DIRECTIVE | Count the lines below that contain the word "Enumerate", and reply with that number alone.

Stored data
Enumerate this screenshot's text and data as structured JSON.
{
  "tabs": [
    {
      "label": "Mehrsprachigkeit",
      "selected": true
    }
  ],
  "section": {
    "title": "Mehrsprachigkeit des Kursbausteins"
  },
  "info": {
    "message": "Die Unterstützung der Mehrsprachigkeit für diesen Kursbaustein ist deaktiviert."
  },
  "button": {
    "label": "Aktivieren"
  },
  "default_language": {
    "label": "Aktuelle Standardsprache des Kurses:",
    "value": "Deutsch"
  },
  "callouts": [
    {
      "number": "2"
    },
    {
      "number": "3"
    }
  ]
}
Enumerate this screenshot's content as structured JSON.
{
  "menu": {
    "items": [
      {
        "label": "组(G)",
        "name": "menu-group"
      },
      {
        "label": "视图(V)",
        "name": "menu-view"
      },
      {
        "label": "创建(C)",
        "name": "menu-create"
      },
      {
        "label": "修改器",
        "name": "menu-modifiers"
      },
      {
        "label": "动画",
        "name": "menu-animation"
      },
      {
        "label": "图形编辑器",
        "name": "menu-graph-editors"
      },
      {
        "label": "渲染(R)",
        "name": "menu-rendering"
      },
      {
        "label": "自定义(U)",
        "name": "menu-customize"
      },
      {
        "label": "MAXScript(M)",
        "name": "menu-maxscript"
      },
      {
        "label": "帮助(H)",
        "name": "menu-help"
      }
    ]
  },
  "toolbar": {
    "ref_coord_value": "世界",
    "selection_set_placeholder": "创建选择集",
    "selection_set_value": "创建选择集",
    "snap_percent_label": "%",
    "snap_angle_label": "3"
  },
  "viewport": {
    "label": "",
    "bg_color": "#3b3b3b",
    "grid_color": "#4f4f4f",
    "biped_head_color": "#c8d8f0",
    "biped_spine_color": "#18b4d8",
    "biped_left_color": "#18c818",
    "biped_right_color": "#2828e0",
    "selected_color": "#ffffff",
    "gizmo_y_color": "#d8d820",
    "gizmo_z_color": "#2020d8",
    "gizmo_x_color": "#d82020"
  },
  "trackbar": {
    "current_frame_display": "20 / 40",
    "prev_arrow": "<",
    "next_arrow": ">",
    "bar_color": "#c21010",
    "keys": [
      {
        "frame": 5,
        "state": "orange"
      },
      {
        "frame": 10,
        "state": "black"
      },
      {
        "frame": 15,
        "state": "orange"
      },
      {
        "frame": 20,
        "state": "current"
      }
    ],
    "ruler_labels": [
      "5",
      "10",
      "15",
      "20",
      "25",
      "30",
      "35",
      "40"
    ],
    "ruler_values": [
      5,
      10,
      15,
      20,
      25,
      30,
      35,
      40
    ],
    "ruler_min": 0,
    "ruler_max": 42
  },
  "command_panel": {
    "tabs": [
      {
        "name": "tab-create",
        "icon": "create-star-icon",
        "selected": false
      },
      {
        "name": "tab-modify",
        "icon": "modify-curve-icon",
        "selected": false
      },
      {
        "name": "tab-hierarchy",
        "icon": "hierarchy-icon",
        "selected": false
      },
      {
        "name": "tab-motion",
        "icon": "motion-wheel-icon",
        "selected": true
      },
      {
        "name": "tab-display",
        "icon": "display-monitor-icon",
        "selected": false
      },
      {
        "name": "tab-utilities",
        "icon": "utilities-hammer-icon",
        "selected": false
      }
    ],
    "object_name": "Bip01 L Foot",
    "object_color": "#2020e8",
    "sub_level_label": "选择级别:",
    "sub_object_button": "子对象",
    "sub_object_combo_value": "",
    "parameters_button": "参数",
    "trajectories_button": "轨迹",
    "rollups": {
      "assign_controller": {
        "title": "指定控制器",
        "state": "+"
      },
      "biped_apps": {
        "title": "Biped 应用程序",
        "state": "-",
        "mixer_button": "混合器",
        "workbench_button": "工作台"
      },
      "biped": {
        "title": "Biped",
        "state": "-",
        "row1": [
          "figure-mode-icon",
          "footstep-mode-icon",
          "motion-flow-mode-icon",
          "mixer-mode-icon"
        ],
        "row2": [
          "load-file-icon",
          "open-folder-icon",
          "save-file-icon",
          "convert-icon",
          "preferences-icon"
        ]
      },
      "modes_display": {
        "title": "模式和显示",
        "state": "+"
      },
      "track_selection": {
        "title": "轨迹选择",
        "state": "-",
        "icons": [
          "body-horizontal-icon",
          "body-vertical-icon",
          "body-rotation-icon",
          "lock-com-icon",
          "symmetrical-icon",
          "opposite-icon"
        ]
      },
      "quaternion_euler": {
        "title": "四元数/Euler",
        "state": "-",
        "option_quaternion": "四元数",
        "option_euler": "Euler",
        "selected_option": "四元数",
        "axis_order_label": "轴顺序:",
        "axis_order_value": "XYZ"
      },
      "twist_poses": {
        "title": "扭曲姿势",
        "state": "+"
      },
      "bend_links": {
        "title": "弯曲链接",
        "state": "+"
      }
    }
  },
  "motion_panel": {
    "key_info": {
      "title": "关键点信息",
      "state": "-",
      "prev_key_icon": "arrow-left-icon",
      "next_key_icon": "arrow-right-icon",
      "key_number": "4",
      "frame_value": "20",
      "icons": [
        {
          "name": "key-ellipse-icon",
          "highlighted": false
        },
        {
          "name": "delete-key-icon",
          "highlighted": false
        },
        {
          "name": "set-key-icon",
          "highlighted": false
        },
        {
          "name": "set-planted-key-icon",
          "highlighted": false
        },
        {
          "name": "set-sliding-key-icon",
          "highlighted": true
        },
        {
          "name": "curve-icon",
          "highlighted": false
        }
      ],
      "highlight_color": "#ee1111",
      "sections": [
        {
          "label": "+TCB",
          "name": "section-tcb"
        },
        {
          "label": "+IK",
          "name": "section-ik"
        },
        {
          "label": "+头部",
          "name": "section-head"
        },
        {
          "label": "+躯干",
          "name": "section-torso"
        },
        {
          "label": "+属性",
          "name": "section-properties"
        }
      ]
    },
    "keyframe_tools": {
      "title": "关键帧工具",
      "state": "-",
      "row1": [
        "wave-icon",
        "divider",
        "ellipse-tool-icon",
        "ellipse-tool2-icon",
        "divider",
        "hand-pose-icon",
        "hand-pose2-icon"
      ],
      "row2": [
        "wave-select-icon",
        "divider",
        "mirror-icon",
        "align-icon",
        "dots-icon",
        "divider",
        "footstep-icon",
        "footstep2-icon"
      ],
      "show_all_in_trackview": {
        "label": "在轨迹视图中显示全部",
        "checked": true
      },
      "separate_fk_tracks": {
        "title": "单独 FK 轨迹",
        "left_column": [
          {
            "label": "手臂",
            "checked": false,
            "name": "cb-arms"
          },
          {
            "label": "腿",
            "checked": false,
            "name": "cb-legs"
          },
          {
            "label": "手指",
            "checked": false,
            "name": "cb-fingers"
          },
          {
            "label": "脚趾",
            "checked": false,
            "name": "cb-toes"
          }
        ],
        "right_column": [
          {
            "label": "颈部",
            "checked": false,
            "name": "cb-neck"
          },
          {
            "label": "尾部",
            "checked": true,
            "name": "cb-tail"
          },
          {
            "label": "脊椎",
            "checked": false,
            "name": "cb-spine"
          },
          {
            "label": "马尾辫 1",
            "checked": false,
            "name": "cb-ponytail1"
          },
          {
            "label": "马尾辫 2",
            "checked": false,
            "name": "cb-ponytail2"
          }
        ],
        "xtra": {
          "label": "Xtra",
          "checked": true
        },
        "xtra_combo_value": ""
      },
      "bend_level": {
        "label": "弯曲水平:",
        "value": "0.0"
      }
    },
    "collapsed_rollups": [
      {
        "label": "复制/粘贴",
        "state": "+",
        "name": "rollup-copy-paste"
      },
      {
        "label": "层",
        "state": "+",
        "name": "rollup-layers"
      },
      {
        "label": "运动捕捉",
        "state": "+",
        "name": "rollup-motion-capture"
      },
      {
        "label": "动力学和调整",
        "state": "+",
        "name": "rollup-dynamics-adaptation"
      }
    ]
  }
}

TASK SOLUTION | 2